►
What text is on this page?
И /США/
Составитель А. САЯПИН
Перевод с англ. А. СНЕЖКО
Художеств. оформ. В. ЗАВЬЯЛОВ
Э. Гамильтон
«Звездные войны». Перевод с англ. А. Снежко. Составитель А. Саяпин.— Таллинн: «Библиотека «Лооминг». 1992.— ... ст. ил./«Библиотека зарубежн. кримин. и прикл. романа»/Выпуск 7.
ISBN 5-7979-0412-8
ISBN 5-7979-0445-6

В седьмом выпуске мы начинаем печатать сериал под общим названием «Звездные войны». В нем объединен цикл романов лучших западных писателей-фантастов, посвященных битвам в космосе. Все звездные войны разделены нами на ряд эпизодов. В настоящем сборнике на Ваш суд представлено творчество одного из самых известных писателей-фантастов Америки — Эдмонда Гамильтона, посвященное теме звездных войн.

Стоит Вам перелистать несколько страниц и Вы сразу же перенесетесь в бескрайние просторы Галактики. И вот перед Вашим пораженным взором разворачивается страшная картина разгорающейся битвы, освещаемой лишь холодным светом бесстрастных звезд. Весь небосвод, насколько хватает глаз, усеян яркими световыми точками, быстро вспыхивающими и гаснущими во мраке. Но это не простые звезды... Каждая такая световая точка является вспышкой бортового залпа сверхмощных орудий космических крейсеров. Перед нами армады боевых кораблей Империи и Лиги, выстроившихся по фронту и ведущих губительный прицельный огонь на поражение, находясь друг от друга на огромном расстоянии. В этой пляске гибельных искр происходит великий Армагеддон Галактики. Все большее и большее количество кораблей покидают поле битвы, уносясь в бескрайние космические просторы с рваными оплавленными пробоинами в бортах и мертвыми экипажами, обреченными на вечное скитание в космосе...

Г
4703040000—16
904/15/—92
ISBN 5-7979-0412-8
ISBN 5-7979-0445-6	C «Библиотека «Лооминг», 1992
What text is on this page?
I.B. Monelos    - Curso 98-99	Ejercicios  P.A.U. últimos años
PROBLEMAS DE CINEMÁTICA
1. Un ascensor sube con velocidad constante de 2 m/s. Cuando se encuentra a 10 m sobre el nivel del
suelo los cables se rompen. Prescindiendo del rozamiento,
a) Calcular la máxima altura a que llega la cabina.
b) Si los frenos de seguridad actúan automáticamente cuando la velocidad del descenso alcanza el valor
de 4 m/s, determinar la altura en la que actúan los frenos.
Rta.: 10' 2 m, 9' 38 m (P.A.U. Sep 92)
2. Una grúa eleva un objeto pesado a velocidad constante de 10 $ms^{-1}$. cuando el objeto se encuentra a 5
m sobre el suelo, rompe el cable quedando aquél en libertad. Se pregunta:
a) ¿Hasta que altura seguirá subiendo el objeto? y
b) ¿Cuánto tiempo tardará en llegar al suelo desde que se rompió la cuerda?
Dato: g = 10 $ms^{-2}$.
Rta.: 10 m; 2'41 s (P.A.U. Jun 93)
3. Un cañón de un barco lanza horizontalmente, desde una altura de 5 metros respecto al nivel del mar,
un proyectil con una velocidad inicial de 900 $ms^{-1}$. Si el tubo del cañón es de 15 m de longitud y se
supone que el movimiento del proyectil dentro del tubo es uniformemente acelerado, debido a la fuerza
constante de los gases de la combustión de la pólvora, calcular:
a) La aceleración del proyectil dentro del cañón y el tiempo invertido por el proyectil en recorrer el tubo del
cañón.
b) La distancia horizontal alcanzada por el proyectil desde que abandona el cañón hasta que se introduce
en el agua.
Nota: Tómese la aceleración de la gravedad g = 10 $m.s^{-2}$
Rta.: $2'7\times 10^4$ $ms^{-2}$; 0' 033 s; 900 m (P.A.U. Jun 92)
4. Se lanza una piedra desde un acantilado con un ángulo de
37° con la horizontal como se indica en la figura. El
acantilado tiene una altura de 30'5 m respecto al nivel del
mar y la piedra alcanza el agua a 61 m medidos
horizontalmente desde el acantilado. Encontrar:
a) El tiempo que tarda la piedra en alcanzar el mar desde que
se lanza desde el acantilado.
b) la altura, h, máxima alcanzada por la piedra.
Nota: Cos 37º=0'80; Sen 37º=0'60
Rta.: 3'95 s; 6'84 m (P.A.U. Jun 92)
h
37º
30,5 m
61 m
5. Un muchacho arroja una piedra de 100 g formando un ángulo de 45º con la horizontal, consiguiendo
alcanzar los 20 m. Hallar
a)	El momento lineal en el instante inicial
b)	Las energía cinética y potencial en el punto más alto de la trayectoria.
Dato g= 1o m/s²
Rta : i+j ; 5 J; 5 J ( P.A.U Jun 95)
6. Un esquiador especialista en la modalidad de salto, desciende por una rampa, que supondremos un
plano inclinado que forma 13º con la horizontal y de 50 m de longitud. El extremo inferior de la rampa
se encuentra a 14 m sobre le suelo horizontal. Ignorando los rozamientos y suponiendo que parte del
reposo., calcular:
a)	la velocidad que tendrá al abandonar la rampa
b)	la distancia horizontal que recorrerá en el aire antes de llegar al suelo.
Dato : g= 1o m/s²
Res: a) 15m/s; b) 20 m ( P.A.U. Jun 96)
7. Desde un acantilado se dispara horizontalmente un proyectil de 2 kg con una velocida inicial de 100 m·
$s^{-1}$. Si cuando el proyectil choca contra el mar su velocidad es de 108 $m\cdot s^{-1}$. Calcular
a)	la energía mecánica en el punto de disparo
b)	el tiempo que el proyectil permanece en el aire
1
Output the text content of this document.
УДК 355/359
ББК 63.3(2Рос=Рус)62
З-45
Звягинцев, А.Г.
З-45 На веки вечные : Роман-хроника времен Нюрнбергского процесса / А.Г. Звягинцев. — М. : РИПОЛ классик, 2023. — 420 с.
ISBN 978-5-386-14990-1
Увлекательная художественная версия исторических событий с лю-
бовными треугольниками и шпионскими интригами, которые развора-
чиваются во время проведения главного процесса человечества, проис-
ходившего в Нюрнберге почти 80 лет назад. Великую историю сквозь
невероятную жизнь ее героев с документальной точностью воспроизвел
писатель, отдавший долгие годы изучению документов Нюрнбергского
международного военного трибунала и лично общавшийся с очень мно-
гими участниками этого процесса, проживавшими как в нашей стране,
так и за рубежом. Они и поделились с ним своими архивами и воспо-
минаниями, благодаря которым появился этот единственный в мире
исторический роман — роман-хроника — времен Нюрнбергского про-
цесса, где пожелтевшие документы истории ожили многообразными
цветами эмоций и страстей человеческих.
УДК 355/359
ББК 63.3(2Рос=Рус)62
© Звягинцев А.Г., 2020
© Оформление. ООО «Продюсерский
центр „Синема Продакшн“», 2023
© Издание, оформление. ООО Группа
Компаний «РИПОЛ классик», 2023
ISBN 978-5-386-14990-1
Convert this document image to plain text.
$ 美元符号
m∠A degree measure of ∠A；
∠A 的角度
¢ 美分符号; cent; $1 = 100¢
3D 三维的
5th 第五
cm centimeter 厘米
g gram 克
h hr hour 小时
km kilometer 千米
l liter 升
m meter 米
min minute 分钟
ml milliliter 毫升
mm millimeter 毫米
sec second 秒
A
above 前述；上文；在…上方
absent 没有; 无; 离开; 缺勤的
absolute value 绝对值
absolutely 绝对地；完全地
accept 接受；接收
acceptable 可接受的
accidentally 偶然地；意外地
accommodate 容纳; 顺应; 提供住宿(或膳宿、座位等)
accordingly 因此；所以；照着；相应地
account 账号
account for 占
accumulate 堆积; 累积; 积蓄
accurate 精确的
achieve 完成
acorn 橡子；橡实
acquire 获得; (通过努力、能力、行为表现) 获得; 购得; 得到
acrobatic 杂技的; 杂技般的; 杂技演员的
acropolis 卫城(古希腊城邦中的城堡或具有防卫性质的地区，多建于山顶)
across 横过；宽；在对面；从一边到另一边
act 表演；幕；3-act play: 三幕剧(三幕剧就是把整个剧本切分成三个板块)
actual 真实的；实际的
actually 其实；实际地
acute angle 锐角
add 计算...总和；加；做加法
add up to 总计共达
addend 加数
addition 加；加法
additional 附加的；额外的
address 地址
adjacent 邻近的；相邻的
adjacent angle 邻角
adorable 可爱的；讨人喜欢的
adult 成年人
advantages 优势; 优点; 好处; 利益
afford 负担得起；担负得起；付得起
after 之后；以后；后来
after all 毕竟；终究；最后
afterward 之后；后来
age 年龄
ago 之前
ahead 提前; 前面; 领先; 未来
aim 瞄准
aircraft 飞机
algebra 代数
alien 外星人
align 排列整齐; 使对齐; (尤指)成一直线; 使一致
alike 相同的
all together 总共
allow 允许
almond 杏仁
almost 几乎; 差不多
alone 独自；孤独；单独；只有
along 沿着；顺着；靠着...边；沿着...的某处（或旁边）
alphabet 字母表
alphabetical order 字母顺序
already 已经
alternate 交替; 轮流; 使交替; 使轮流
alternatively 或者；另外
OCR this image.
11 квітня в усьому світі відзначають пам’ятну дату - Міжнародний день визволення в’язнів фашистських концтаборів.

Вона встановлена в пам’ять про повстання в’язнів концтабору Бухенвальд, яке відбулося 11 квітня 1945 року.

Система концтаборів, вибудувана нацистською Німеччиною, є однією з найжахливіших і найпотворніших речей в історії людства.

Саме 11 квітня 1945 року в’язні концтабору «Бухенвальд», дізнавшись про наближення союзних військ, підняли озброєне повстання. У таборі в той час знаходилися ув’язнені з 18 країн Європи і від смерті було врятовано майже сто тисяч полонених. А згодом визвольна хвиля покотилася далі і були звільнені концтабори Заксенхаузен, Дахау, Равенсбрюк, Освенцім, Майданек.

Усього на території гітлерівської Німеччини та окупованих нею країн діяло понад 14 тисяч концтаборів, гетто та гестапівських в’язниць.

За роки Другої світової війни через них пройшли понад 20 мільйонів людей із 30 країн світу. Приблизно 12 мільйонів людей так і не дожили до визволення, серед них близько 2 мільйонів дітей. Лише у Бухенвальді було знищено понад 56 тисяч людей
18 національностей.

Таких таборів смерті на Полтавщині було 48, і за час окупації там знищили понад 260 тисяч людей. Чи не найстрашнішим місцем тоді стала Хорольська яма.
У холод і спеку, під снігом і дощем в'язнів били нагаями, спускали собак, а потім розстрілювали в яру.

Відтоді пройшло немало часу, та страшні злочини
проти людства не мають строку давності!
◄
> The problem
Look over the material above and show each line where "процесса" appears.

> Exercise output
З-45 На веки вечные : Роман-хроника времен Нюрнбергского процесса / А.Г. Звягинцев. — М. : РИПОЛ классик, 2023. — 420 с.
чиваются во время проведения главного процесса человечества, проис-
гими участниками этого процесса, проживавшими как в нашей стране,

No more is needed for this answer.